## WORK TO BE COMPLETED:
Your task is to transcribe the data in full.

## AVAILABLE RECORDS:

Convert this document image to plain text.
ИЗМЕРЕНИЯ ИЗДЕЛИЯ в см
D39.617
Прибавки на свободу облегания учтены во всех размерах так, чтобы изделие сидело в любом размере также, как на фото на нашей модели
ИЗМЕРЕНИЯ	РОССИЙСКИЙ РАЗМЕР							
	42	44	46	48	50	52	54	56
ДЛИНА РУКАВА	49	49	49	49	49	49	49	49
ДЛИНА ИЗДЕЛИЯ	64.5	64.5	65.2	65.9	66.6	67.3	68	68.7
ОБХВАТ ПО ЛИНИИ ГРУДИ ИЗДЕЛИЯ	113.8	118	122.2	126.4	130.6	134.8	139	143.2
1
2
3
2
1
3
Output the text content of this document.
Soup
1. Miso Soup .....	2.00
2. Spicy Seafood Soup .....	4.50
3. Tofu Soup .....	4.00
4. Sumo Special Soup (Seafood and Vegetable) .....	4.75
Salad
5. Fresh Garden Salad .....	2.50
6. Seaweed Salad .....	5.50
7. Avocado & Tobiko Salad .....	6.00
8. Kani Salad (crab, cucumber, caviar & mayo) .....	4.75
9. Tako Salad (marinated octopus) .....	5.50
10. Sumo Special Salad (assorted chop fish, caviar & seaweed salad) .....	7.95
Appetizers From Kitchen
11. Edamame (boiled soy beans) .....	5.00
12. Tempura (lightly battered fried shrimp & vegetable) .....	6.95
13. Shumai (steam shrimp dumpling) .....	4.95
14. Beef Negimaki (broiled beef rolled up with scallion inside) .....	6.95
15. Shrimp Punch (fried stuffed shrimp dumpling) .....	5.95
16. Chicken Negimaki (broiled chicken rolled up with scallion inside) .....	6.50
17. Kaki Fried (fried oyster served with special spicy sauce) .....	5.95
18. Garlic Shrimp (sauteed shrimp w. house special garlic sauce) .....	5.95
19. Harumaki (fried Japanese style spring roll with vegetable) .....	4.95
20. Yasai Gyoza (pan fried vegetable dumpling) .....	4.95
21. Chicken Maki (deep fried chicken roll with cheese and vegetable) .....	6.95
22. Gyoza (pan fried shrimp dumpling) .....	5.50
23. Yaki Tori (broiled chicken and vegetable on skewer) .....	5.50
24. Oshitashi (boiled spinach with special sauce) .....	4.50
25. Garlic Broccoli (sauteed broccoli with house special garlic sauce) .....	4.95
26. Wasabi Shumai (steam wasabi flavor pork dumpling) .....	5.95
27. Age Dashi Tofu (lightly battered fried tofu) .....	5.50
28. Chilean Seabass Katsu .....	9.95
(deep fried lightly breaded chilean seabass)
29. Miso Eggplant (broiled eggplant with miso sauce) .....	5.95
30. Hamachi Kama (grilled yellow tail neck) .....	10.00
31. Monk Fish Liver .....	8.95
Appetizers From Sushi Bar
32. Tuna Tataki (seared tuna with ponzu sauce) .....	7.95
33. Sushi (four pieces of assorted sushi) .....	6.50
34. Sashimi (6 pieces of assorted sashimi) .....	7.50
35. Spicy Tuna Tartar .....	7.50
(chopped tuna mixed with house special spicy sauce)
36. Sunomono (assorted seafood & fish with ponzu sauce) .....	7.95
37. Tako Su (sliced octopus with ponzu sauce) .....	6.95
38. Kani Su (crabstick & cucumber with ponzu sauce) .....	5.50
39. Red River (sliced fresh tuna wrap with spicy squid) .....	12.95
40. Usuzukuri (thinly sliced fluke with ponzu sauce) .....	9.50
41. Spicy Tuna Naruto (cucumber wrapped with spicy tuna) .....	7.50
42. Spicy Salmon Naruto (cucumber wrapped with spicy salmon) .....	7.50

## FINISHED ANSWER:
Convert this document image to plain text.
ИЗМЕРЕНИЯ ИЗДЕЛИЯ в см
D39.617
Прибавки на свободу облегания учтены во всех размерах так, чтобы изделие сидело в любом размере также, как на фото на нашей модели
ИЗМЕРЕНИЯ	РОССИЙСКИЙ РАЗМЕР							
	42	44	46	48	50	52	54	56
ДЛИНА РУКАВА	49	49	49	49	49	49	49	49
ДЛИНА ИЗДЕЛИЯ	64.5	64.5	65.2	65.9	66.6	67.3	68	68.7
ОБХВАТ ПО ЛИНИИ ГРУДИ ИЗДЕЛИЯ	113.8	118	122.2	126.4	130.6	134.8	139	143.2
1
2
3
2
1
3
Output the text content of this document.
Soup
1. Miso Soup .....	2.00
2. Spicy Seafood Soup .....	4.50
3. Tofu Soup .....	4.00
4. Sumo Special Soup (Seafood and Vegetable) .....	4.75
Salad
5. Fresh Garden Salad .....	2.50
6. Seaweed Salad .....	5.50
7. Avocado & Tobiko Salad .....	6.00
8. Kani Salad (crab, cucumber, caviar & mayo) .....	4.75
9. Tako Salad (marinated octopus) .....	5.50
10. Sumo Special Salad (assorted chop fish, caviar & seaweed salad) .....	7.95
Appetizers From Kitchen
11. Edamame (boiled soy beans) .....	5.00
12. Tempura (lightly battered fried shrimp & vegetable) .....	6.95
13. Shumai (steam shrimp dumpling) .....	4.95
14. Beef Negimaki (broiled beef rolled up with scallion inside) .....	6.95
15. Shrimp Punch (fried stuffed shrimp dumpling) .....	5.95
16. Chicken Negimaki (broiled chicken rolled up with scallion inside) .....	6.50
17. Kaki Fried (fried oyster served with special spicy sauce) .....	5.95
18. Garlic Shrimp (sauteed shrimp w. house special garlic sauce) .....	5.95
19. Harumaki (fried Japanese style spring roll with vegetable) .....	4.95
20. Yasai Gyoza (pan fried vegetable dumpling) .....	4.95
21. Chicken Maki (deep fried chicken roll with cheese and vegetable) .....	6.95
22. Gyoza (pan fried shrimp dumpling) .....	5.50
23. Yaki Tori (broiled chicken and vegetable on skewer) .....	5.50
24. Oshitashi (boiled spinach with special sauce) .....	4.50
25. Garlic Broccoli (sauteed broccoli with house special garlic sauce) .....	4.95
26. Wasabi Shumai (steam wasabi flavor pork dumpling) .....	5.95
27. Age Dashi Tofu (lightly battered fried tofu) .....	5.50
28. Chilean Seabass Katsu .....	9.95
(deep fried lightly breaded chilean seabass)
29. Miso Eggplant (broiled eggplant with miso sauce) .....	5.95
30. Hamachi Kama (grilled yellow tail neck) .....	10.00
31. Monk Fish Liver .....	8.95
Appetizers From Sushi Bar
32. Tuna Tataki (seared tuna with ponzu sauce) .....	7.95
33. Sushi (four pieces of assorted sushi) .....	6.50
34. Sashimi (6 pieces of assorted sashimi) .....	7.50
35. Spicy Tuna Tartar .....	7.50
(chopped tuna mixed with house special spicy sauce)
36. Sunomono (assorted seafood & fish with ponzu sauce) .....	7.95
37. Tako Su (sliced octopus with ponzu sauce) .....	6.95
38. Kani Su (crabstick & cucumber with ponzu sauce) .....	5.50
39. Red River (sliced fresh tuna wrap with spicy squid) .....	12.95
40. Usuzukuri (thinly sliced fluke with ponzu sauce) .....	9.50
41. Spicy Tuna Naruto (cucumber wrapped with spicy tuna) .....	7.50
42. Spicy Salmon Naruto (cucumber wrapped with spicy salmon) .....	7.50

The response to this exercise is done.